* [EXERCISE REQUIREMENTS]: What follows is a set of entries. Repeat them exactly, but not their pictures.

* [DATASET ENTRIES]:

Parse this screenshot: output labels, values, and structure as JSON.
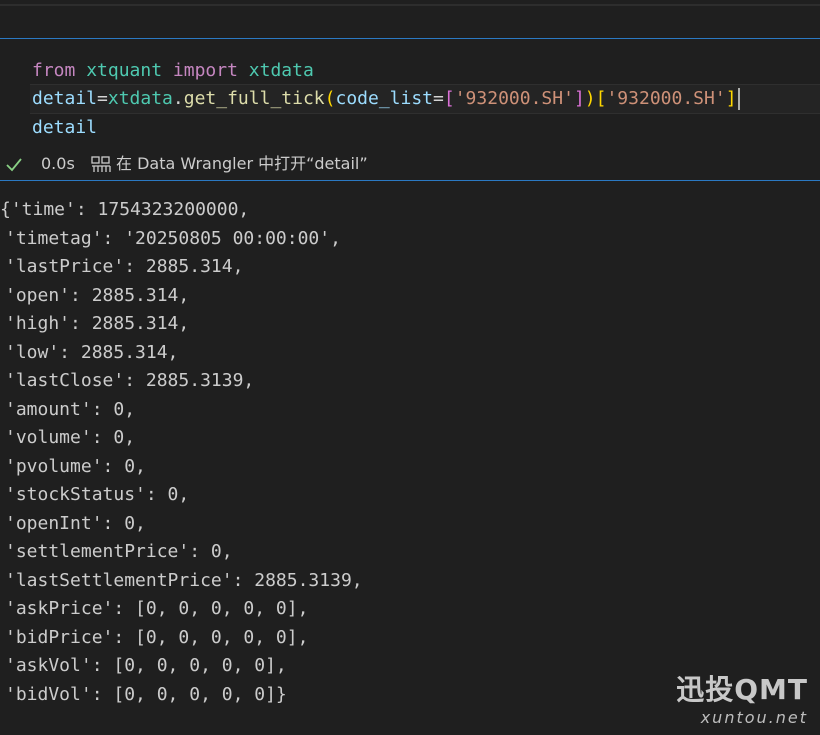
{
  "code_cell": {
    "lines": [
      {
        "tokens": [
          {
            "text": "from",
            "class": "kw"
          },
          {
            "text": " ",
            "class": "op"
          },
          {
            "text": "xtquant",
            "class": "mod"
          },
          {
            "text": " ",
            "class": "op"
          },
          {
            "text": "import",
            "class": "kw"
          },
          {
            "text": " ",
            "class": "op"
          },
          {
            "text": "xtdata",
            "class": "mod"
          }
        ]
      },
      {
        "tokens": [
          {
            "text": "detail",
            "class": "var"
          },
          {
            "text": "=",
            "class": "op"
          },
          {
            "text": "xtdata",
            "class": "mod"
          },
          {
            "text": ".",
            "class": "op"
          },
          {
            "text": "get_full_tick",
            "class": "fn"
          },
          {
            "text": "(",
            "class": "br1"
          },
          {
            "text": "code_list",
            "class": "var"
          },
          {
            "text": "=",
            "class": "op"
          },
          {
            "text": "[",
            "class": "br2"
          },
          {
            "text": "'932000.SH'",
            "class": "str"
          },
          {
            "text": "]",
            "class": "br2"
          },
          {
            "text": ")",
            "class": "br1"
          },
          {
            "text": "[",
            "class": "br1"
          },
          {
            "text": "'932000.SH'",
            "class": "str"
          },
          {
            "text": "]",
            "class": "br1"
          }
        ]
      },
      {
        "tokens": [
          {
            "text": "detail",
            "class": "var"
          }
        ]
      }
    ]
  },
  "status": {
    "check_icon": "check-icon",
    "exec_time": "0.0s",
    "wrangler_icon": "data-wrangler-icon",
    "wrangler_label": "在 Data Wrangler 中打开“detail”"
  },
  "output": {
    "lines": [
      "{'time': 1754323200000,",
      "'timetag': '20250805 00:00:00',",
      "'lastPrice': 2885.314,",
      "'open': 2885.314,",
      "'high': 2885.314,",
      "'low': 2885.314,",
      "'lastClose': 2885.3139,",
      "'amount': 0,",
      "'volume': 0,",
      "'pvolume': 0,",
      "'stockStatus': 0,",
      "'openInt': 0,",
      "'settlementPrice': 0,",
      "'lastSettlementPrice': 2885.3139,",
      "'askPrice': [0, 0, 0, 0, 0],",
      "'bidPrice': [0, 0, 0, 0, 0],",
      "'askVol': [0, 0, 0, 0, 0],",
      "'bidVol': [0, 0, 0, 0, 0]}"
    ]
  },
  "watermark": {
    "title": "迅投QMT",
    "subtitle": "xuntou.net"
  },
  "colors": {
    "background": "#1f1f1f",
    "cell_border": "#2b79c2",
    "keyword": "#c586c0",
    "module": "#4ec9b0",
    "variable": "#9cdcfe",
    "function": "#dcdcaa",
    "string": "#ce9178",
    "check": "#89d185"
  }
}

* [EXERCISE SOLUTION]:
Parse this screenshot: output labels, values, and structure as JSON.
{
  "code_cell": {
    "lines": [
      {
        "tokens": [
          {
            "text": "from",
            "class": "kw"
          },
          {
            "text": " ",
            "class": "op"
          },
          {
            "text": "xtquant",
            "class": "mod"
          },
          {
            "text": " ",
            "class": "op"
          },
          {
            "text": "import",
            "class": "kw"
          },
          {
            "text": " ",
            "class": "op"
          },
          {
            "text": "xtdata",
            "class": "mod"
          }
        ]
      },
      {
        "tokens": [
          {
            "text": "detail",
            "class": "var"
          },
          {
            "text": "=",
            "class": "op"
          },
          {
            "text": "xtdata",
            "class": "mod"
          },
          {
            "text": ".",
            "class": "op"
          },
          {
            "text": "get_full_tick",
            "class": "fn"
          },
          {
            "text": "(",
            "class": "br1"
          },
          {
            "text": "code_list",
            "class": "var"
          },
          {
            "text": "=",
            "class": "op"
          },
          {
            "text": "[",
            "class": "br2"
          },
          {
            "text": "'932000.SH'",
            "class": "str"
          },
          {
            "text": "]",
            "class": "br2"
          },
          {
            "text": ")",
            "class": "br1"
          },
          {
            "text": "[",
            "class": "br1"
          },
          {
            "text": "'932000.SH'",
            "class": "str"
          },
          {
            "text": "]",
            "class": "br1"
          }
        ]
      },
      {
        "tokens": [
          {
            "text": "detail",
            "class": "var"
          }
        ]
      }
    ]
  },
  "status": {
    "check_icon": "check-icon",
    "exec_time": "0.0s",
    "wrangler_icon": "data-wrangler-icon",
    "wrangler_label": "在 Data Wrangler 中打开“detail”"
  },
  "output": {
    "lines": [
      "{'time': 1754323200000,",
      "'timetag': '20250805 00:00:00',",
      "'lastPrice': 2885.314,",
      "'open': 2885.314,",
      "'high': 2885.314,",
      "'low': 2885.314,",
      "'lastClose': 2885.3139,",
      "'amount': 0,",
      "'volume': 0,",
      "'pvolume': 0,",
      "'stockStatus': 0,",
      "'openInt': 0,",
      "'settlementPrice': 0,",
      "'lastSettlementPrice': 2885.3139,",
      "'askPrice': [0, 0, 0, 0, 0],",
      "'bidPrice': [0, 0, 0, 0, 0],",
      "'askVol': [0, 0, 0, 0, 0],",
      "'bidVol': [0, 0, 0, 0, 0]}"
    ]
  },
  "watermark": {
    "title": "迅投QMT",
    "subtitle": "xuntou.net"
  },
  "colors": {
    "background": "#1f1f1f",
    "cell_border": "#2b79c2",
    "keyword": "#c586c0",
    "module": "#4ec9b0",
    "variable": "#9cdcfe",
    "function": "#dcdcaa",
    "string": "#ce9178",
    "check": "#89d185"
  }
}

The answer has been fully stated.